Task to complete: Print, please, the line that contains "Parse this screenshot: output" and each line after it to the end of the entries, unchanged and with nothing else.

☆ ☆ ☆ ☆ ☆

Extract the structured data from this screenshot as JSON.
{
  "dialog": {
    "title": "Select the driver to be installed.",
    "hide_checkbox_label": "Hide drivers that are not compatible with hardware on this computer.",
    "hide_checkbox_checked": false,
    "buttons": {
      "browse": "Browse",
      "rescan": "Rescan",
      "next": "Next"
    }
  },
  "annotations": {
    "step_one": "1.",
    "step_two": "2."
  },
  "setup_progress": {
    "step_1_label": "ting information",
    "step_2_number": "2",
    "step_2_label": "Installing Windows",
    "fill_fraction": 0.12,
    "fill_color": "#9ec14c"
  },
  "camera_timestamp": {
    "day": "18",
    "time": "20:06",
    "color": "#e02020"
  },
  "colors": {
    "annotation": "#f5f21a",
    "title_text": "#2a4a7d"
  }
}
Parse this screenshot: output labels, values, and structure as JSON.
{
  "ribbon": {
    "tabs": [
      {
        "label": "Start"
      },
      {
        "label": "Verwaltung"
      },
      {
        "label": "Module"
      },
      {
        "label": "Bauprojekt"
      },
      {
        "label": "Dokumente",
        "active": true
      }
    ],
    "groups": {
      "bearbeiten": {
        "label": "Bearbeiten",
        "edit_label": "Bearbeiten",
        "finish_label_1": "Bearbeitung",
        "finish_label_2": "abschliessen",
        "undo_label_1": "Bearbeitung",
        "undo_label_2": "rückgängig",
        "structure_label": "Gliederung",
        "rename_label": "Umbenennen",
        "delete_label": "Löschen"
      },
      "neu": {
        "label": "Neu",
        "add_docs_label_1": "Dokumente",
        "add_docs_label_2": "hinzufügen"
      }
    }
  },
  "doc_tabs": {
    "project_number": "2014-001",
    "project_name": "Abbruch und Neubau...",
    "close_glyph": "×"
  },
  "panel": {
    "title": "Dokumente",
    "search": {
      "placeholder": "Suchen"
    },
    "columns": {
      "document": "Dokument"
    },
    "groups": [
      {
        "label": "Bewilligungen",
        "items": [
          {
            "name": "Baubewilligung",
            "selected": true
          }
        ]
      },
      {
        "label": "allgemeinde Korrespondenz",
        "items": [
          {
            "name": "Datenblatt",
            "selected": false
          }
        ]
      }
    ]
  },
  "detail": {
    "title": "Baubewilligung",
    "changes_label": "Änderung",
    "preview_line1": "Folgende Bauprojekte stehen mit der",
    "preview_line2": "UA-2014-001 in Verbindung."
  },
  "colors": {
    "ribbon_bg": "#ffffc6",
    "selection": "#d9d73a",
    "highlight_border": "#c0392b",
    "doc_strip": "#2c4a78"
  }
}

☆ ☆ ☆ ☆ ☆

Full solution:
Parse this screenshot: output labels, values, and structure as JSON.
{
  "ribbon": {
    "tabs": [
      {
        "label": "Start"
      },
      {
        "label": "Verwaltung"
      },
      {
        "label": "Module"
      },
      {
        "label": "Bauprojekt"
      },
      {
        "label": "Dokumente",
        "active": true
      }
    ],
    "groups": {
      "bearbeiten": {
        "label": "Bearbeiten",
        "edit_label": "Bearbeiten",
        "finish_label_1": "Bearbeitung",
        "finish_label_2": "abschliessen",
        "undo_label_1": "Bearbeitung",
        "undo_label_2": "rückgängig",
        "structure_label": "Gliederung",
        "rename_label": "Umbenennen",
        "delete_label": "Löschen"
      },
      "neu": {
        "label": "Neu",
        "add_docs_label_1": "Dokumente",
        "add_docs_label_2": "hinzufügen"
      }
    }
  },
  "doc_tabs": {
    "project_number": "2014-001",
    "project_name": "Abbruch und Neubau...",
    "close_glyph": "×"
  },
  "panel": {
    "title": "Dokumente",
    "search": {
      "placeholder": "Suchen"
    },
    "columns": {
      "document": "Dokument"
    },
    "groups": [
      {
        "label": "Bewilligungen",
        "items": [
          {
            "name": "Baubewilligung",
            "selected": true
          }
        ]
      },
      {
        "label": "allgemeinde Korrespondenz",
        "items": [
          {
            "name": "Datenblatt",
            "selected": false
          }
        ]
      }
    ]
  },
  "detail": {
    "title": "Baubewilligung",
    "changes_label": "Änderung",
    "preview_line1": "Folgende Bauprojekte stehen mit der",
    "preview_line2": "UA-2014-001 in Verbindung."
  },
  "colors": {
    "ribbon_bg": "#ffffc6",
    "selection": "#d9d73a",
    "highlight_border": "#c0392b",
    "doc_strip": "#2c4a78"
  }
}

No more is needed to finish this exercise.